● **Dataset excerpts**:

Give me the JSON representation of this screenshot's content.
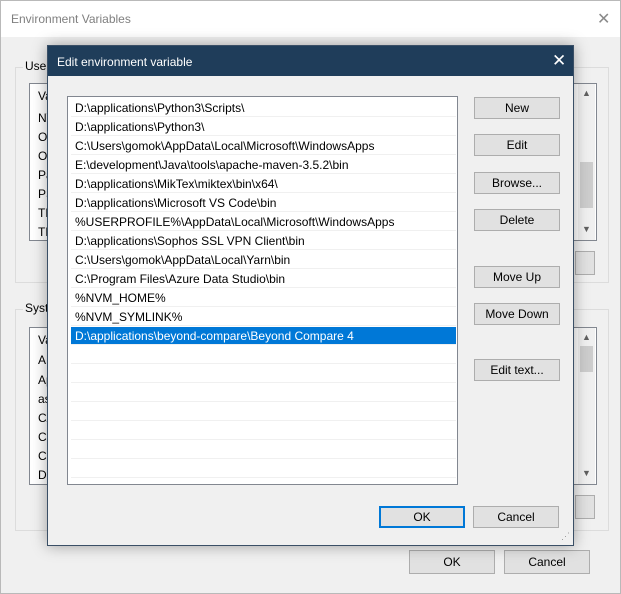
{
  "background_window": {
    "title": "Environment Variables",
    "user_group_label": "User",
    "user_list_rows": [
      "Va",
      "NV",
      "On",
      "On",
      "Pa",
      "PS",
      "TE",
      "TM"
    ],
    "system_group_label": "System",
    "system_list_rows": [
      "Va",
      "AN",
      "Ap",
      "as",
      "CA",
      "Ch",
      "Co",
      "Dr"
    ],
    "ok_label": "OK",
    "cancel_label": "Cancel"
  },
  "dialog": {
    "title": "Edit environment variable",
    "paths": [
      "D:\\applications\\Python3\\Scripts\\",
      "D:\\applications\\Python3\\",
      "C:\\Users\\gomok\\AppData\\Local\\Microsoft\\WindowsApps",
      "E:\\development\\Java\\tools\\apache-maven-3.5.2\\bin",
      "D:\\applications\\MikTex\\miktex\\bin\\x64\\",
      "D:\\applications\\Microsoft VS Code\\bin",
      "%USERPROFILE%\\AppData\\Local\\Microsoft\\WindowsApps",
      "D:\\applications\\Sophos SSL VPN Client\\bin",
      "C:\\Users\\gomok\\AppData\\Local\\Yarn\\bin",
      "C:\\Program Files\\Azure Data Studio\\bin",
      "%NVM_HOME%",
      "%NVM_SYMLINK%",
      "D:\\applications\\beyond-compare\\Beyond Compare 4"
    ],
    "selected_index": 12,
    "buttons": {
      "new": "New",
      "edit": "Edit",
      "browse": "Browse...",
      "delete": "Delete",
      "move_up": "Move Up",
      "move_down": "Move Down",
      "edit_text": "Edit text...",
      "ok": "OK",
      "cancel": "Cancel"
    }
  },
  "colors": {
    "title_bar": "#1f3d5a",
    "selection": "#0078d7",
    "window_bg": "#f0f0f0"
  },
  "icons": [
    "close-icon",
    "scroll-up-icon",
    "scroll-down-icon",
    "resize-grip-icon"
  ]
}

● **What you need to do**:
Write the material out again exactly as it appears, dropping the pictures.

● **Answer in full**:
Give me the JSON representation of this screenshot's content.
{
  "background_window": {
    "title": "Environment Variables",
    "user_group_label": "User",
    "user_list_rows": [
      "Va",
      "NV",
      "On",
      "On",
      "Pa",
      "PS",
      "TE",
      "TM"
    ],
    "system_group_label": "System",
    "system_list_rows": [
      "Va",
      "AN",
      "Ap",
      "as",
      "CA",
      "Ch",
      "Co",
      "Dr"
    ],
    "ok_label": "OK",
    "cancel_label": "Cancel"
  },
  "dialog": {
    "title": "Edit environment variable",
    "paths": [
      "D:\\applications\\Python3\\Scripts\\",
      "D:\\applications\\Python3\\",
      "C:\\Users\\gomok\\AppData\\Local\\Microsoft\\WindowsApps",
      "E:\\development\\Java\\tools\\apache-maven-3.5.2\\bin",
      "D:\\applications\\MikTex\\miktex\\bin\\x64\\",
      "D:\\applications\\Microsoft VS Code\\bin",
      "%USERPROFILE%\\AppData\\Local\\Microsoft\\WindowsApps",
      "D:\\applications\\Sophos SSL VPN Client\\bin",
      "C:\\Users\\gomok\\AppData\\Local\\Yarn\\bin",
      "C:\\Program Files\\Azure Data Studio\\bin",
      "%NVM_HOME%",
      "%NVM_SYMLINK%",
      "D:\\applications\\beyond-compare\\Beyond Compare 4"
    ],
    "selected_index": 12,
    "buttons": {
      "new": "New",
      "edit": "Edit",
      "browse": "Browse...",
      "delete": "Delete",
      "move_up": "Move Up",
      "move_down": "Move Down",
      "edit_text": "Edit text...",
      "ok": "OK",
      "cancel": "Cancel"
    }
  },
  "colors": {
    "title_bar": "#1f3d5a",
    "selection": "#0078d7",
    "window_bg": "#f0f0f0"
  },
  "icons": [
    "close-icon",
    "scroll-up-icon",
    "scroll-down-icon",
    "resize-grip-icon"
  ]
}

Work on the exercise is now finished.